[Records about charts and figures]
-- Begin --

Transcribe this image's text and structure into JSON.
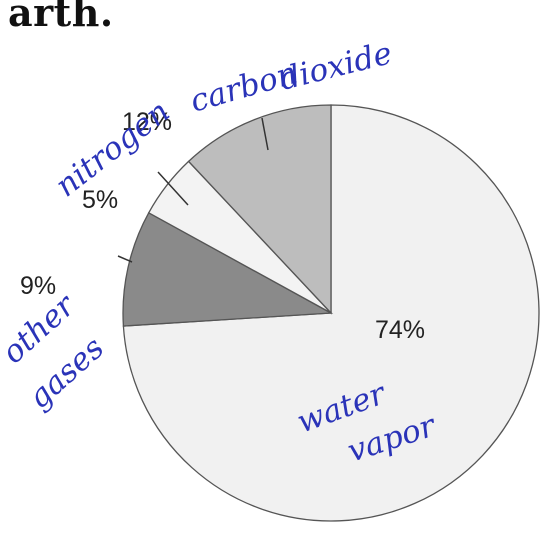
{
  "header": {
    "cropped_text": "arth."
  },
  "chart_data": {
    "type": "pie",
    "start_angle_deg": 90,
    "direction": "clockwise",
    "slices": [
      {
        "label": "74%",
        "value": 74,
        "color": "#f1f1f1"
      },
      {
        "label": "9%",
        "value": 9,
        "color": "#8a8a8a"
      },
      {
        "label": "5%",
        "value": 5,
        "color": "#f3f3f3"
      },
      {
        "label": "12%",
        "value": 12,
        "color": "#bdbdbd"
      }
    ]
  },
  "annotations": {
    "water_vapor_line1": "water",
    "water_vapor_line2": "vapor",
    "other_gases_line1": "other",
    "other_gases_line2": "gases",
    "nitrogen": "nitrogen",
    "carbon_dioxide_line1": "carbon",
    "carbon_dioxide_line2": "dioxide"
  }
}
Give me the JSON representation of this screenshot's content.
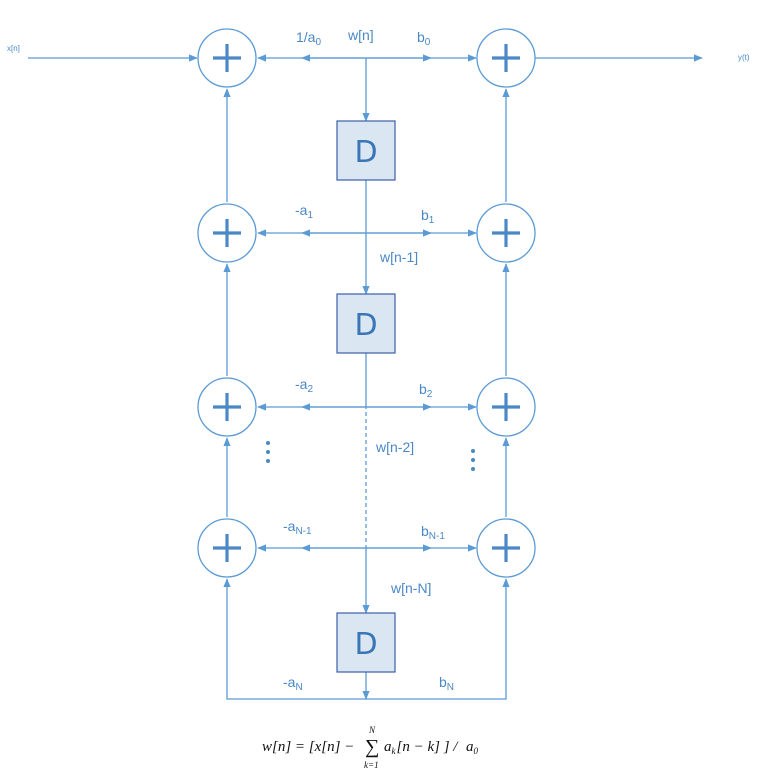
{
  "io": {
    "input": "x[n]",
    "output": "y(t)"
  },
  "delay_label": "D",
  "signals": {
    "w0": "w[n]",
    "w1": "w[n-1]",
    "w2": "w[n-2]",
    "wN": "w[n-N]"
  },
  "coefficients": {
    "inv_a0": {
      "base": "1/a",
      "sub": "0"
    },
    "a1": {
      "base": "-a",
      "sub": "1"
    },
    "a2": {
      "base": "-a",
      "sub": "2"
    },
    "aN1": {
      "base": "-a",
      "sub": "N-1"
    },
    "aN": {
      "base": "-a",
      "sub": "N"
    },
    "b0": {
      "base": "b",
      "sub": "0"
    },
    "b1": {
      "base": "b",
      "sub": "1"
    },
    "b2": {
      "base": "b",
      "sub": "2"
    },
    "bN1": {
      "base": "b",
      "sub": "N-1"
    },
    "bN": {
      "base": "b",
      "sub": "N"
    }
  },
  "equation": {
    "lhs": "w[n] = [x[n] −",
    "sum_symbol": "∑",
    "sum_upper": "N",
    "sum_lower": "k=1",
    "sum_term": "a",
    "sum_term_sub": "k",
    "sum_term_rest": "[n − k] ] /",
    "divisor": "a",
    "divisor_sub": "0"
  }
}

-- End --

* **Problem to work on**: Without the pictures, retype exactly the lines from the one that holds "Give me the" to the last line of the data above, both of them included.

* **Task response**:
Give me the JSON representation of this screenshot's content.
{
  "io": {
    "input": "x[n]",
    "output": "y(t)"
  },
  "delay_label": "D",
  "signals": {
    "w0": "w[n]",
    "w1": "w[n-1]",
    "w2": "w[n-2]",
    "wN": "w[n-N]"
  },
  "coefficients": {
    "inv_a0": {
      "base": "1/a",
      "sub": "0"
    },
    "a1": {
      "base": "-a",
      "sub": "1"
    },
    "a2": {
      "base": "-a",
      "sub": "2"
    },
    "aN1": {
      "base": "-a",
      "sub": "N-1"
    },
    "aN": {
      "base": "-a",
      "sub": "N"
    },
    "b0": {
      "base": "b",
      "sub": "0"
    },
    "b1": {
      "base": "b",
      "sub": "1"
    },
    "b2": {
      "base": "b",
      "sub": "2"
    },
    "bN1": {
      "base": "b",
      "sub": "N-1"
    },
    "bN": {
      "base": "b",
      "sub": "N"
    }
  },
  "equation": {
    "lhs": "w[n] = [x[n] −",
    "sum_symbol": "∑",
    "sum_upper": "N",
    "sum_lower": "k=1",
    "sum_term": "a",
    "sum_term_sub": "k",
    "sum_term_rest": "[n − k] ] /",
    "divisor": "a",
    "divisor_sub": "0"
  }
}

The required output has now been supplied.